> What is being asked
Look through the data below and return each line where "utilisation" appears.

> Exercise material
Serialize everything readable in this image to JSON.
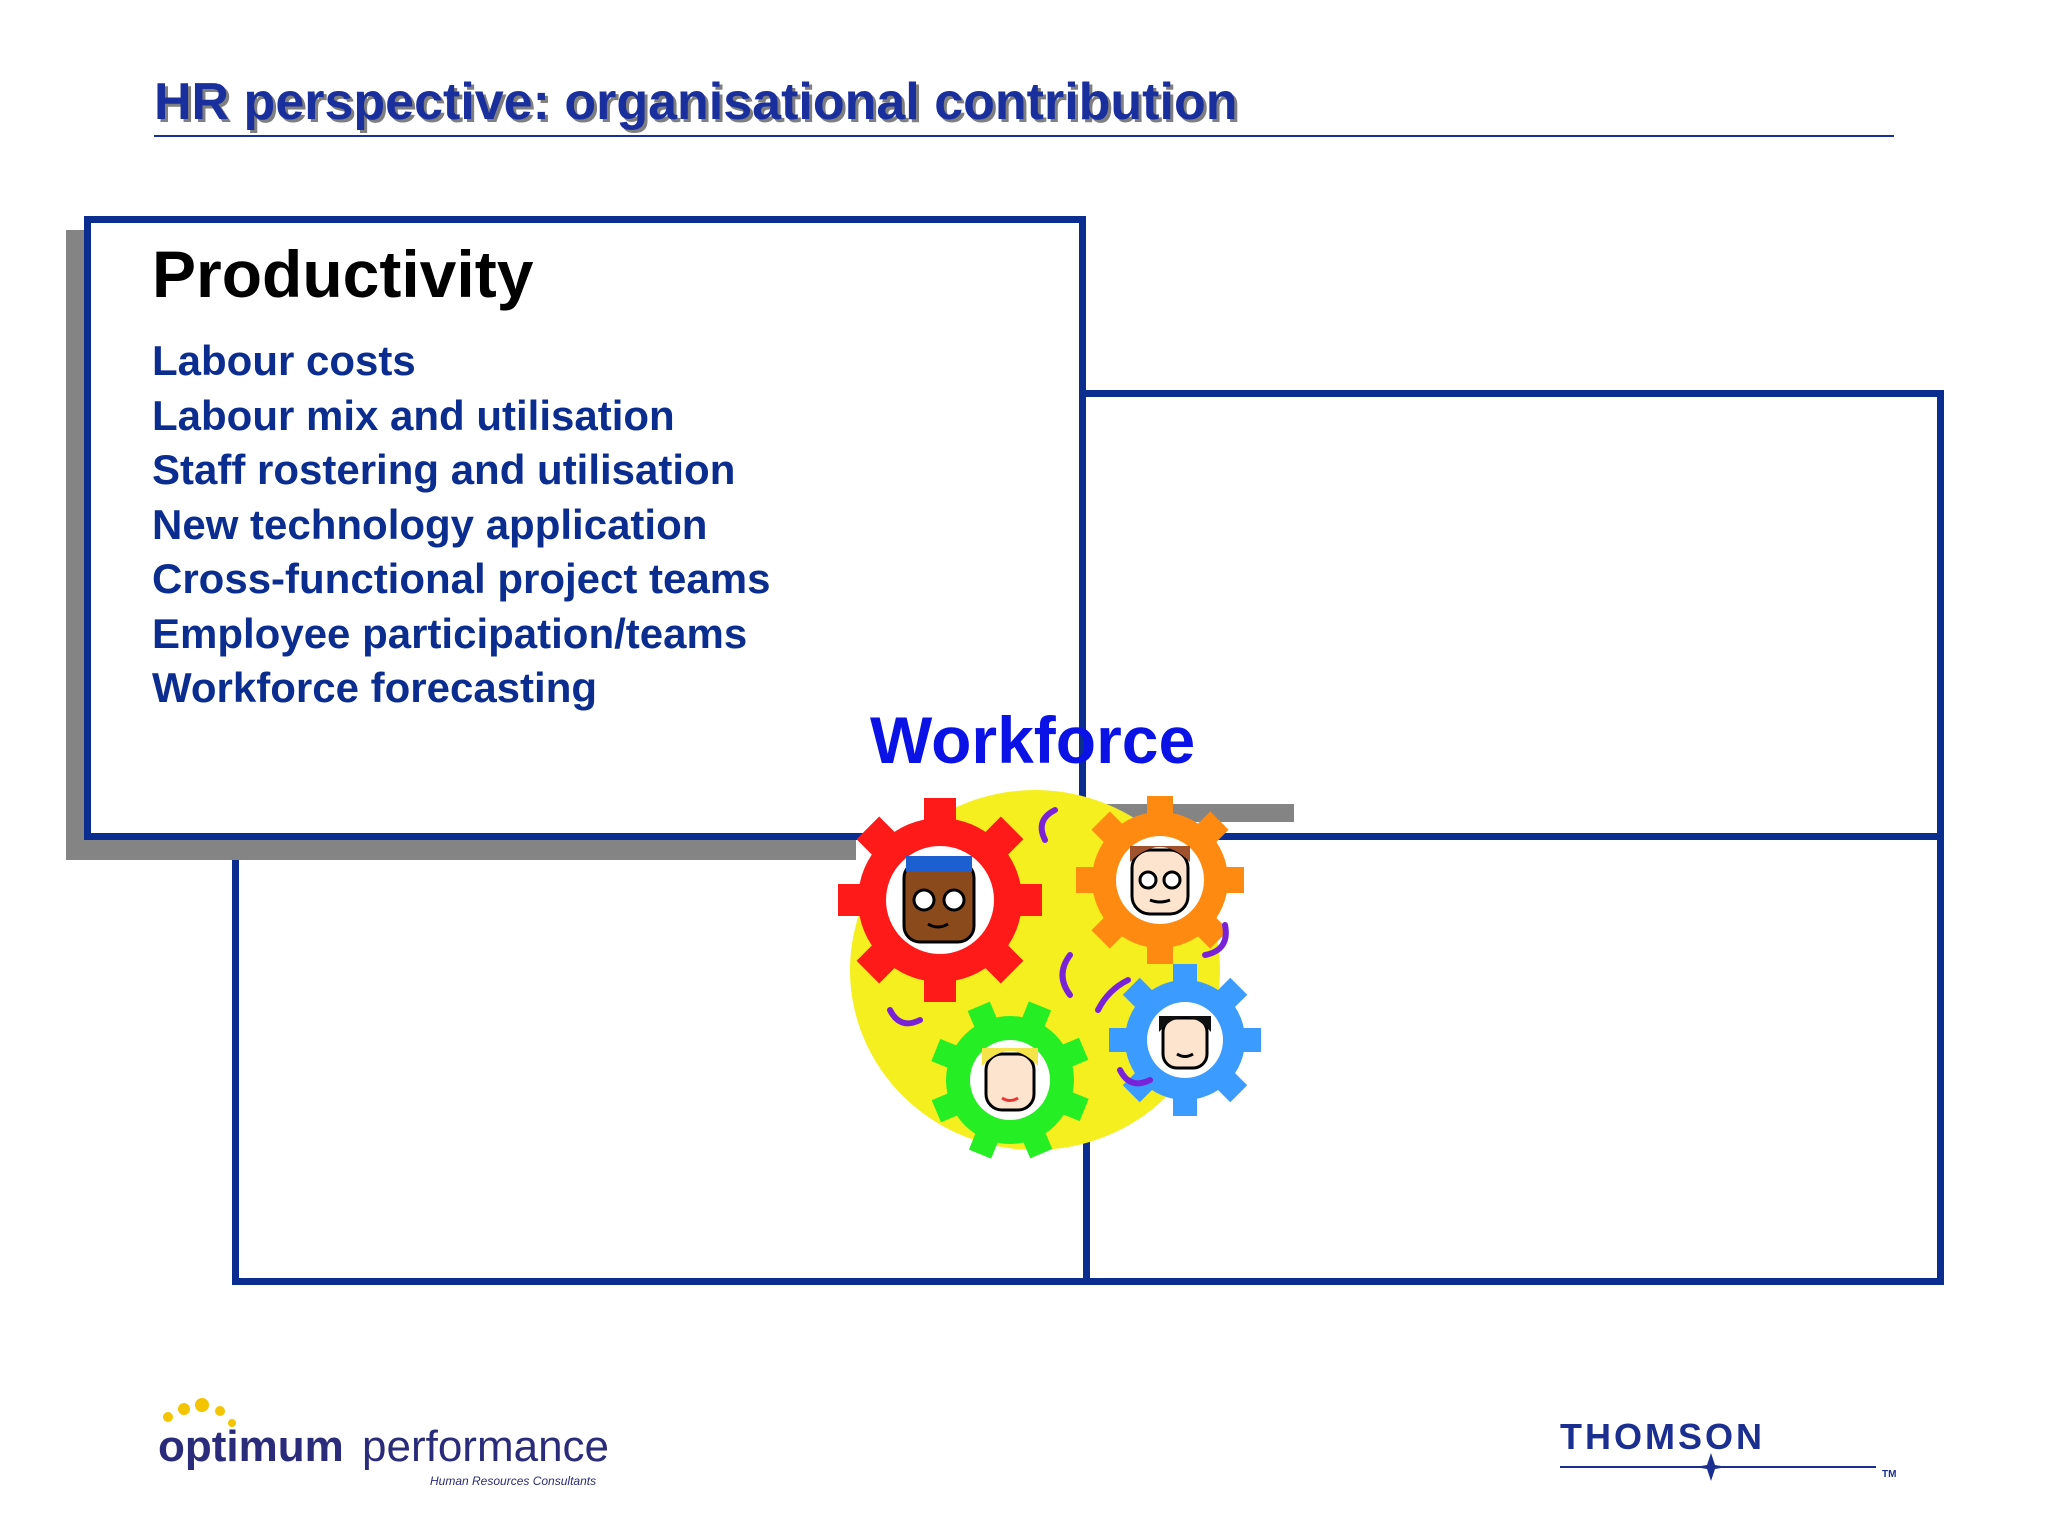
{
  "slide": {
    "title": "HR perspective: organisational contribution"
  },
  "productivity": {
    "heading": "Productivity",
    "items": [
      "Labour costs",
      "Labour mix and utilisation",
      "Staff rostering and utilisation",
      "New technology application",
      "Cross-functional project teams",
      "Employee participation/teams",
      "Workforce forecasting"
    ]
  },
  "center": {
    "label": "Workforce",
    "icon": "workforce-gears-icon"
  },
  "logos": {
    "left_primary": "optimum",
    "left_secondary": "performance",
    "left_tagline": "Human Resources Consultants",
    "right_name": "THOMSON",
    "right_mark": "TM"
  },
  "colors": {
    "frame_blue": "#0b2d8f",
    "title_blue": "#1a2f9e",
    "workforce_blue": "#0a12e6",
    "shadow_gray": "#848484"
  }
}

> Full response
      "Labour mix and utilisation",
      "Staff rostering and utilisation",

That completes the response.